RECORDS SHOWN -
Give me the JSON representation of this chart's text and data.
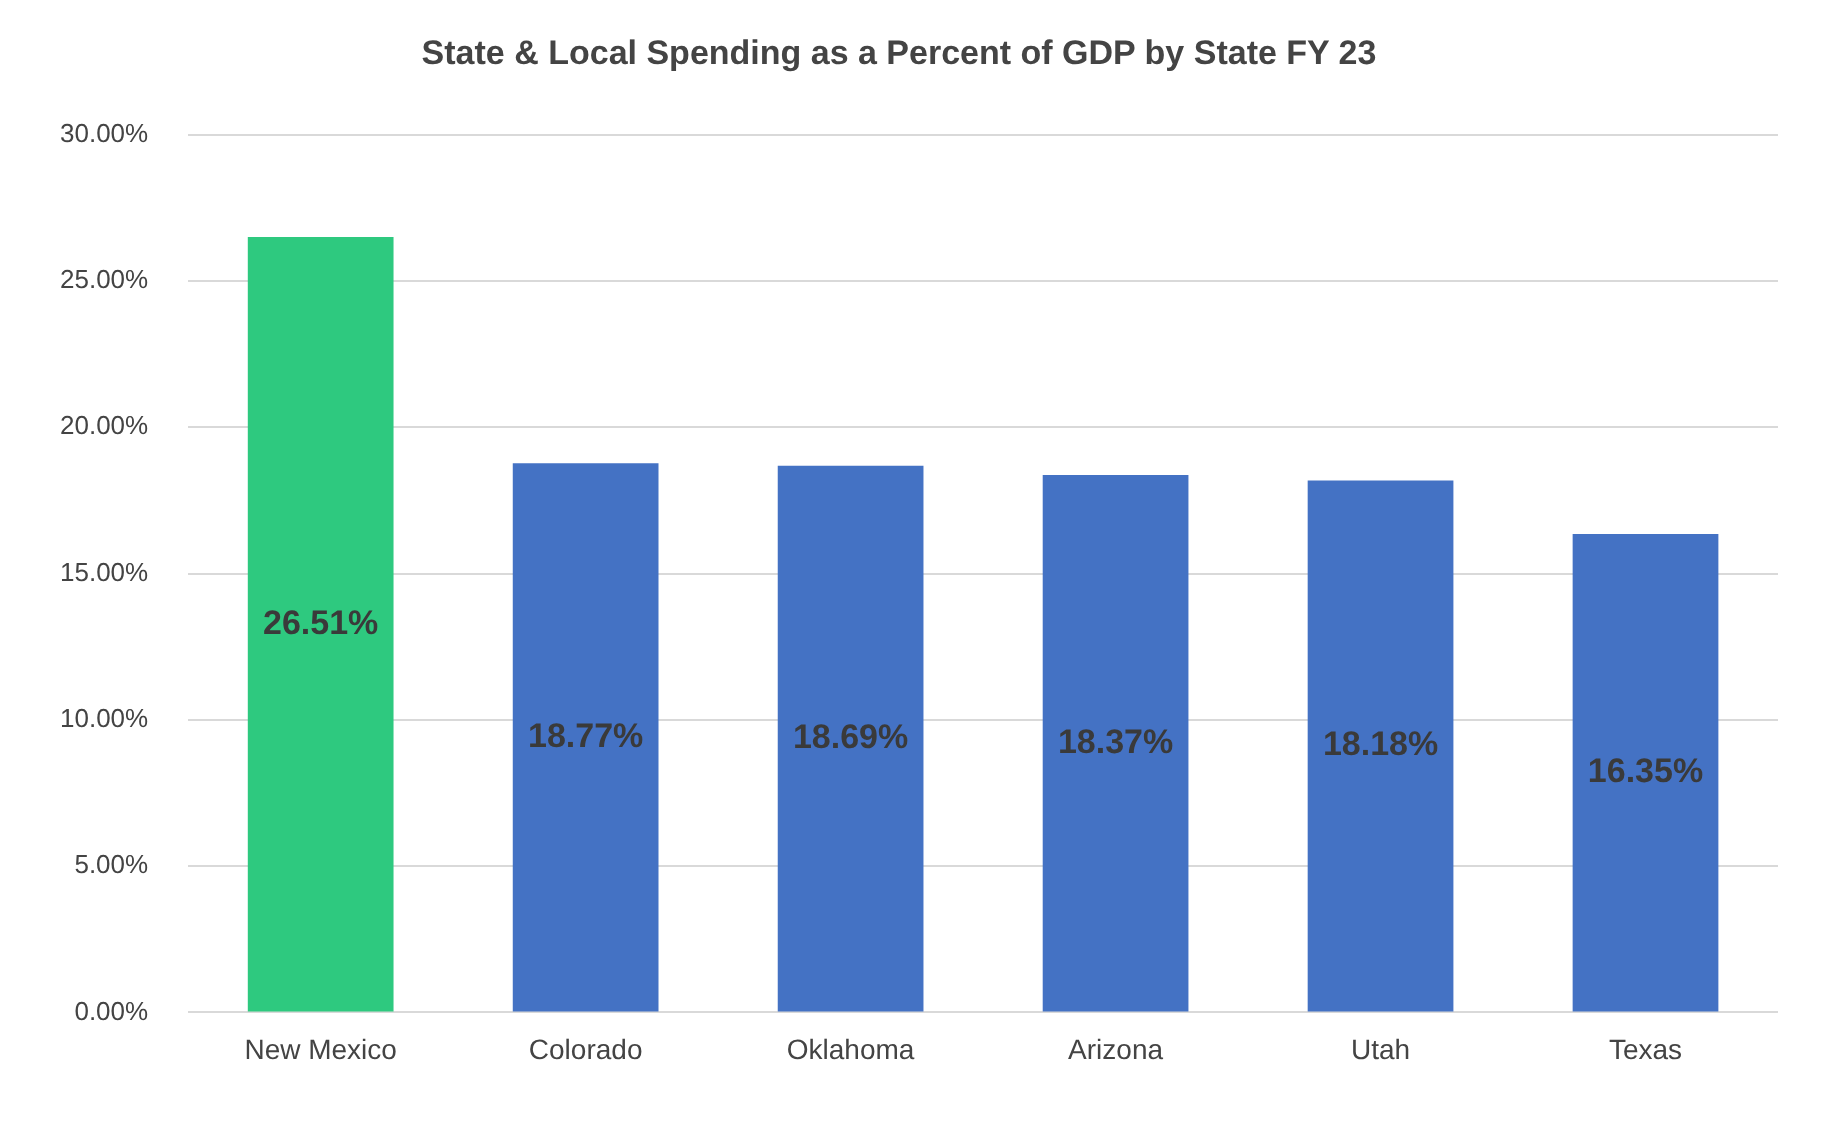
{
  "chart_data": {
    "type": "bar",
    "title": "State & Local Spending as a Percent of GDP by State FY 23",
    "categories": [
      "New Mexico",
      "Colorado",
      "Oklahoma",
      "Arizona",
      "Utah",
      "Texas"
    ],
    "values": [
      26.51,
      18.77,
      18.69,
      18.37,
      18.18,
      16.35
    ],
    "colors": [
      "#2ec97f",
      "#4472c4",
      "#4472c4",
      "#4472c4",
      "#4472c4",
      "#4472c4"
    ],
    "value_labels": [
      "26.51%",
      "18.77%",
      "18.69%",
      "18.37%",
      "18.18%",
      "16.35%"
    ],
    "ylim": [
      0,
      30
    ],
    "yticks": [
      {
        "value": 0,
        "label": "0.00%"
      },
      {
        "value": 5,
        "label": "5.00%"
      },
      {
        "value": 10,
        "label": "10.00%"
      },
      {
        "value": 15,
        "label": "15.00%"
      },
      {
        "value": 20,
        "label": "20.00%"
      },
      {
        "value": 25,
        "label": "25.00%"
      },
      {
        "value": 30,
        "label": "30.00%"
      }
    ],
    "grid": "y",
    "legend": false
  }
}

PROBLEM TO WORK ON - Repeat all of the entries word for word, but omit the pictures.

TASK OUTPUT -
Give me the JSON representation of this chart's text and data.
{
  "chart_data": {
    "type": "bar",
    "title": "State & Local Spending as a Percent of GDP by State FY 23",
    "categories": [
      "New Mexico",
      "Colorado",
      "Oklahoma",
      "Arizona",
      "Utah",
      "Texas"
    ],
    "values": [
      26.51,
      18.77,
      18.69,
      18.37,
      18.18,
      16.35
    ],
    "colors": [
      "#2ec97f",
      "#4472c4",
      "#4472c4",
      "#4472c4",
      "#4472c4",
      "#4472c4"
    ],
    "value_labels": [
      "26.51%",
      "18.77%",
      "18.69%",
      "18.37%",
      "18.18%",
      "16.35%"
    ],
    "ylim": [
      0,
      30
    ],
    "yticks": [
      {
        "value": 0,
        "label": "0.00%"
      },
      {
        "value": 5,
        "label": "5.00%"
      },
      {
        "value": 10,
        "label": "10.00%"
      },
      {
        "value": 15,
        "label": "15.00%"
      },
      {
        "value": 20,
        "label": "20.00%"
      },
      {
        "value": 25,
        "label": "25.00%"
      },
      {
        "value": 30,
        "label": "30.00%"
      }
    ],
    "grid": "y",
    "legend": false
  }
}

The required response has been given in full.